Write out all of the records precisely. Skip anything that is a picture.

▶ Data lines:
______________________________
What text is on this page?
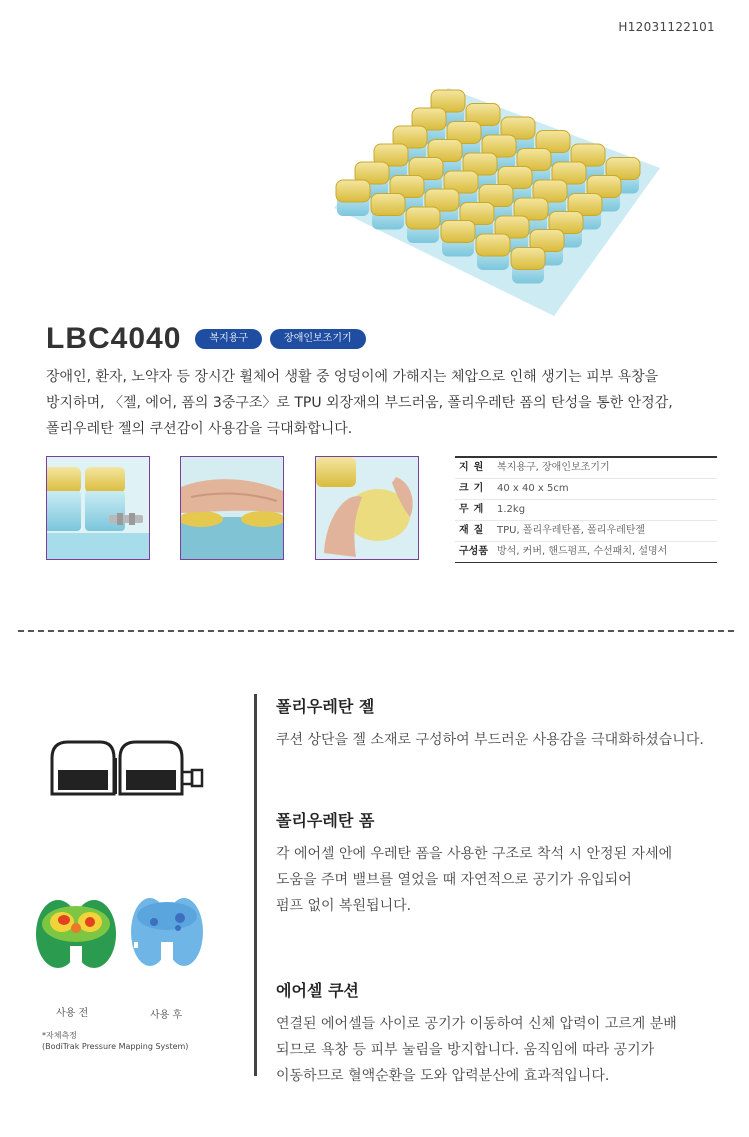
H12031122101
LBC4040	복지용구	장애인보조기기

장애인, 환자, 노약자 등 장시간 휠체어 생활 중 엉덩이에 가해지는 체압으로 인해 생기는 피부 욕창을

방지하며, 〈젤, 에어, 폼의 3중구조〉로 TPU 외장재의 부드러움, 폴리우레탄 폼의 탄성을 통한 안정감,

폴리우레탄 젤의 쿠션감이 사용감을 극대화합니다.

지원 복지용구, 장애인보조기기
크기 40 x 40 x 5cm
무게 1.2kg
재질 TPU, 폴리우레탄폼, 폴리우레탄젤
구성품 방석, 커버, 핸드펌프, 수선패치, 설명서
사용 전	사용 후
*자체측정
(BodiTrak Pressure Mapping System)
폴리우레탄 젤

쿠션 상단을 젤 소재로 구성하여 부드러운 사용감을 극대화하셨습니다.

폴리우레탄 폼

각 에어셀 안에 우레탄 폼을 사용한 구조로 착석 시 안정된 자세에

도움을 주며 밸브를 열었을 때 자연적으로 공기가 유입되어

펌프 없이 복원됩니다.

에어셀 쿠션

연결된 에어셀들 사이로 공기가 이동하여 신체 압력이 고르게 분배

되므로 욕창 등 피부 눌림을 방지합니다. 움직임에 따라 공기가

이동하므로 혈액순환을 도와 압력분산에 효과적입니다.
______________________________
▶ Complete answer:
What text is on this page?
H12031122101
LBC4040	복지용구	장애인보조기기

장애인, 환자, 노약자 등 장시간 휠체어 생활 중 엉덩이에 가해지는 체압으로 인해 생기는 피부 욕창을

방지하며, 〈젤, 에어, 폼의 3중구조〉로 TPU 외장재의 부드러움, 폴리우레탄 폼의 탄성을 통한 안정감,

폴리우레탄 젤의 쿠션감이 사용감을 극대화합니다.

지원 복지용구, 장애인보조기기
크기 40 x 40 x 5cm
무게 1.2kg
재질 TPU, 폴리우레탄폼, 폴리우레탄젤
구성품 방석, 커버, 핸드펌프, 수선패치, 설명서
사용 전	사용 후
*자체측정
(BodiTrak Pressure Mapping System)
폴리우레탄 젤

쿠션 상단을 젤 소재로 구성하여 부드러운 사용감을 극대화하셨습니다.

폴리우레탄 폼

각 에어셀 안에 우레탄 폼을 사용한 구조로 착석 시 안정된 자세에

도움을 주며 밸브를 열었을 때 자연적으로 공기가 유입되어

펌프 없이 복원됩니다.

에어셀 쿠션

연결된 에어셀들 사이로 공기가 이동하여 신체 압력이 고르게 분배

되므로 욕창 등 피부 눌림을 방지합니다. 움직임에 따라 공기가

이동하므로 혈액순환을 도와 압력분산에 효과적입니다.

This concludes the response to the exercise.